• [Given exercise]
In the records below, find each line with the word "Hist" and copy it.

• [Input rows]
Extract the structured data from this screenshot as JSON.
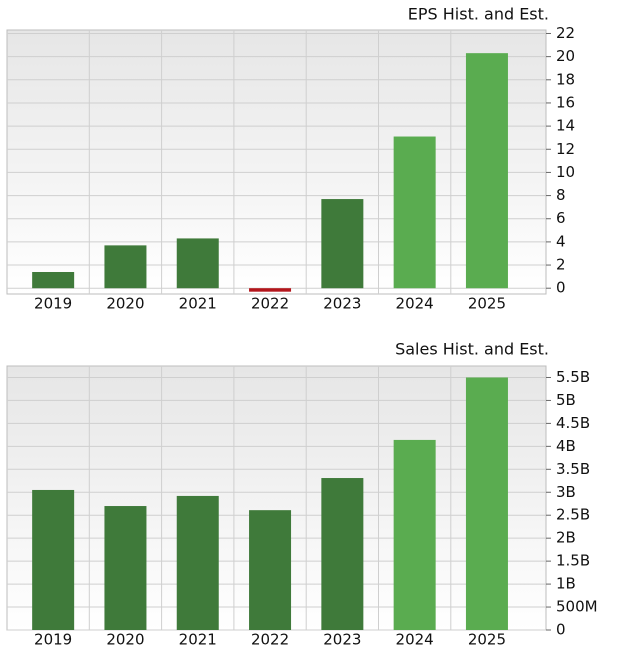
{
  "chart_data": [
    {
      "type": "bar",
      "title": "EPS Hist. and Est.",
      "categories": [
        "2019",
        "2020",
        "2021",
        "2022",
        "2023",
        "2024",
        "2025"
      ],
      "values": [
        1.4,
        3.7,
        4.3,
        -0.3,
        7.7,
        13.1,
        20.3
      ],
      "colors": [
        "#3f7a3a",
        "#3f7a3a",
        "#3f7a3a",
        "#b3151b",
        "#3f7a3a",
        "#5aac50",
        "#5aac50"
      ],
      "ylim": [
        -0.5,
        22.3
      ],
      "yticks": [
        0,
        2,
        4,
        6,
        8,
        10,
        12,
        14,
        16,
        18,
        20,
        22
      ],
      "grid": true
    },
    {
      "type": "bar",
      "title": "Sales Hist. and Est.",
      "categories": [
        "2019",
        "2020",
        "2021",
        "2022",
        "2023",
        "2024",
        "2025"
      ],
      "values": [
        3050000000,
        2700000000,
        2920000000,
        2610000000,
        3310000000,
        4140000000,
        5500000000
      ],
      "colors": [
        "#3f7a3a",
        "#3f7a3a",
        "#3f7a3a",
        "#3f7a3a",
        "#3f7a3a",
        "#5aac50",
        "#5aac50"
      ],
      "ylim": [
        0,
        5750000000
      ],
      "yticks": [
        0,
        {
          "value": 500000000,
          "label": "500M"
        },
        {
          "value": 1000000000,
          "label": "1B"
        },
        {
          "value": 1500000000,
          "label": "1.5B"
        },
        {
          "value": 2000000000,
          "label": "2B"
        },
        {
          "value": 2500000000,
          "label": "2.5B"
        },
        {
          "value": 3000000000,
          "label": "3B"
        },
        {
          "value": 3500000000,
          "label": "3.5B"
        },
        {
          "value": 4000000000,
          "label": "4B"
        },
        {
          "value": 4500000000,
          "label": "4.5B"
        },
        {
          "value": 5000000000,
          "label": "5B"
        },
        {
          "value": 5500000000,
          "label": "5.5B"
        }
      ],
      "grid": true
    }
  ]
}
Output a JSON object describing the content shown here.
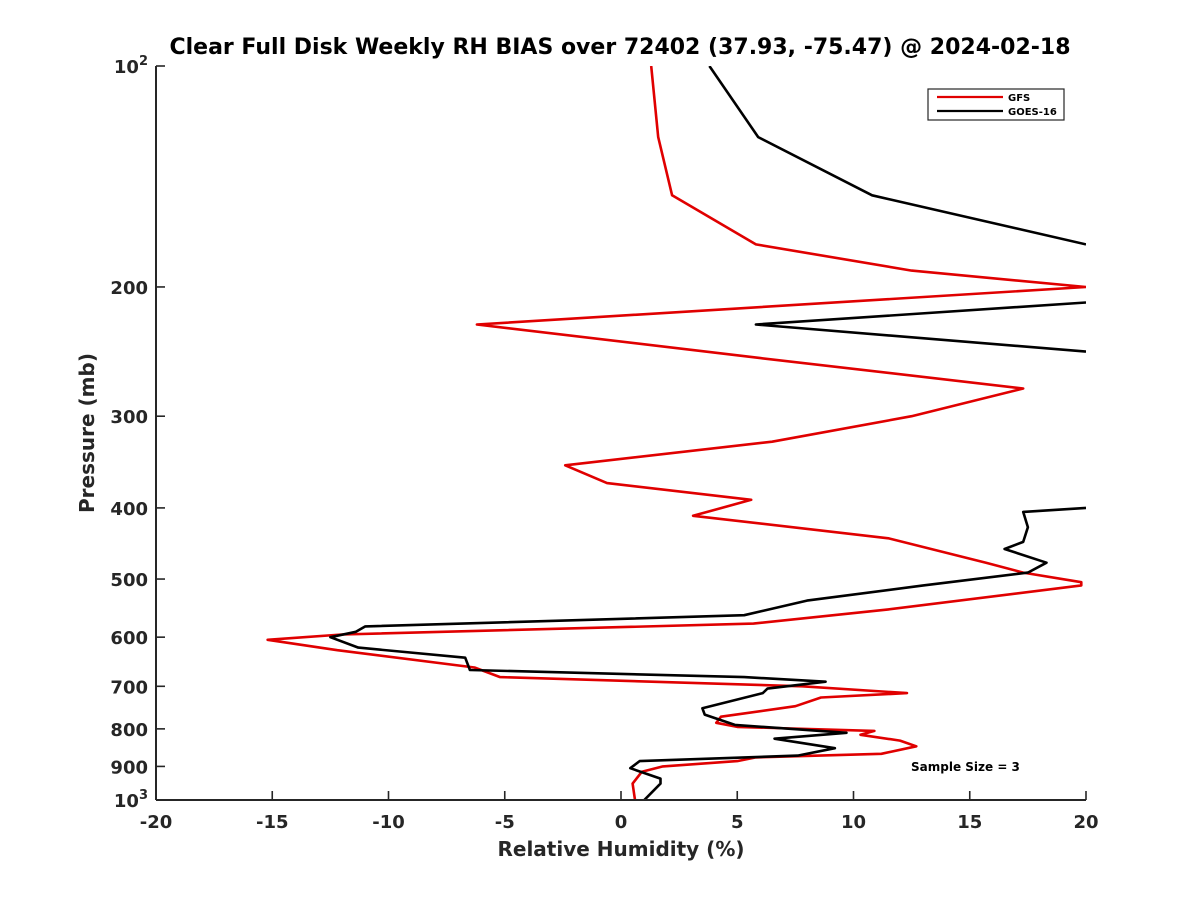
{
  "chart_data": {
    "type": "line",
    "title": "Clear Full Disk Weekly RH BIAS over 72402 (37.93, -75.47) @ 2024-02-18",
    "xlabel": "Relative Humidity (%)",
    "ylabel": "Pressure (mb)",
    "xlim": [
      -20,
      20
    ],
    "ylim": [
      100,
      1000
    ],
    "yscale": "log",
    "y_reversed": true,
    "x_ticks": [
      -20,
      -15,
      -10,
      -5,
      0,
      5,
      10,
      15,
      20
    ],
    "x_tick_labels": [
      "-20",
      "-15",
      "-10",
      "-5",
      "0",
      "5",
      "10",
      "15",
      "20"
    ],
    "y_ticks": [
      100,
      200,
      300,
      400,
      500,
      600,
      700,
      800,
      900,
      1000
    ],
    "y_tick_labels": [
      {
        "base": "10",
        "exp": "2"
      },
      {
        "base": "200",
        "exp": ""
      },
      {
        "base": "300",
        "exp": ""
      },
      {
        "base": "400",
        "exp": ""
      },
      {
        "base": "500",
        "exp": ""
      },
      {
        "base": "600",
        "exp": ""
      },
      {
        "base": "700",
        "exp": ""
      },
      {
        "base": "800",
        "exp": ""
      },
      {
        "base": "900",
        "exp": ""
      },
      {
        "base": "10",
        "exp": "3"
      }
    ],
    "grid": false,
    "legend_position": "top-right",
    "annotation": "Sample Size = 3",
    "series": [
      {
        "name": "GFS",
        "color": "#e00000",
        "points": [
          [
            1.3,
            100
          ],
          [
            1.6,
            125
          ],
          [
            2.2,
            150
          ],
          [
            5.8,
            175
          ],
          [
            12.5,
            190
          ],
          [
            20,
            200
          ],
          [
            -6.2,
            225
          ],
          [
            6,
            250
          ],
          [
            17.3,
            275
          ],
          [
            12.5,
            300
          ],
          [
            6.5,
            325
          ],
          [
            -2.4,
            350
          ],
          [
            -0.6,
            370
          ],
          [
            5.6,
            390
          ],
          [
            3.1,
            410
          ],
          [
            11.5,
            440
          ],
          [
            15.7,
            475
          ],
          [
            17.3,
            490
          ],
          [
            19.8,
            505
          ],
          [
            19.8,
            510
          ],
          [
            11.5,
            550
          ],
          [
            5.7,
            575
          ],
          [
            -12,
            595
          ],
          [
            -15.2,
            605
          ],
          [
            -12.2,
            625
          ],
          [
            -6.3,
            660
          ],
          [
            -5.2,
            680
          ],
          [
            7.8,
            700
          ],
          [
            12.3,
            715
          ],
          [
            8.6,
            725
          ],
          [
            7.5,
            745
          ],
          [
            4.3,
            770
          ],
          [
            4.1,
            785
          ],
          [
            5,
            795
          ],
          [
            10.9,
            805
          ],
          [
            10.3,
            815
          ],
          [
            12,
            830
          ],
          [
            12.7,
            845
          ],
          [
            11.2,
            865
          ],
          [
            5.8,
            875
          ],
          [
            5,
            885
          ],
          [
            1.8,
            900
          ],
          [
            0.9,
            915
          ],
          [
            0.5,
            950
          ],
          [
            0.6,
            1000
          ]
        ]
      },
      {
        "name": "GOES-16",
        "color": "#000000",
        "points": [
          [
            3.8,
            100
          ],
          [
            5.9,
            125
          ],
          [
            10.8,
            150
          ],
          [
            20,
            175
          ],
          null,
          [
            20,
            210
          ],
          [
            5.8,
            225
          ],
          [
            20,
            245
          ],
          null,
          [
            20,
            400
          ],
          [
            17.3,
            405
          ],
          [
            17.5,
            425
          ],
          [
            17.3,
            445
          ],
          [
            16.5,
            455
          ],
          [
            18.3,
            475
          ],
          [
            17.5,
            490
          ],
          [
            13,
            510
          ],
          [
            8,
            535
          ],
          [
            5.3,
            560
          ],
          [
            -11,
            580
          ],
          [
            -11.4,
            590
          ],
          [
            -12.5,
            600
          ],
          [
            -11.3,
            620
          ],
          [
            -6.7,
            640
          ],
          [
            -6.5,
            665
          ],
          [
            5.3,
            680
          ],
          [
            8.8,
            690
          ],
          [
            6.3,
            705
          ],
          [
            6.1,
            715
          ],
          [
            3.5,
            750
          ],
          [
            3.6,
            765
          ],
          [
            4.9,
            790
          ],
          [
            9.7,
            810
          ],
          [
            6.6,
            825
          ],
          [
            9.2,
            850
          ],
          [
            7.6,
            870
          ],
          [
            0.8,
            885
          ],
          [
            0.4,
            905
          ],
          [
            1.7,
            935
          ],
          [
            1.7,
            950
          ],
          [
            1,
            1000
          ]
        ]
      }
    ]
  }
}
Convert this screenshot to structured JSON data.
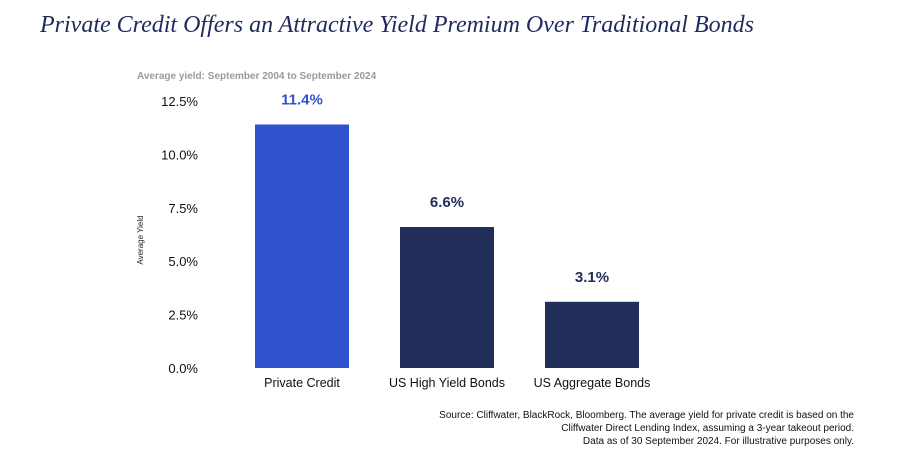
{
  "title": "Private Credit Offers an Attractive Yield Premium Over Traditional Bonds",
  "source_lines": [
    "Source: Cliffwater, BlackRock, Bloomberg. The average yield for private credit is based on the",
    "Cliffwater Direct Lending Index, assuming a 3-year takeout period.",
    "Data as of 30 September 2024. For illustrative purposes only."
  ],
  "chart_data": {
    "type": "bar",
    "subtitle": "Average yield: September 2004 to September 2024",
    "ylabel": "Average Yield",
    "xlabel": "",
    "ylim": [
      0,
      12.5
    ],
    "yticks": [
      0,
      2.5,
      5,
      7.5,
      10,
      12.5
    ],
    "ytick_labels": [
      "0.0%",
      "2.5%",
      "5.0%",
      "7.5%",
      "10.0%",
      "12.5%"
    ],
    "categories": [
      "Private Credit",
      "US High Yield Bonds",
      "US Aggregate Bonds"
    ],
    "values": [
      11.4,
      6.6,
      3.1
    ],
    "data_labels": [
      "11.4%",
      "6.6%",
      "3.1%"
    ],
    "colors": [
      "#3152cf",
      "#222e5a",
      "#222e5a"
    ],
    "label_colors": [
      "#3152cf",
      "#222e5a",
      "#222e5a"
    ],
    "grid": false,
    "legend": "none"
  }
}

• [Solution below]
      "title": "EPS Hist. and Est.",
      "title": "Sales Hist. and Est.",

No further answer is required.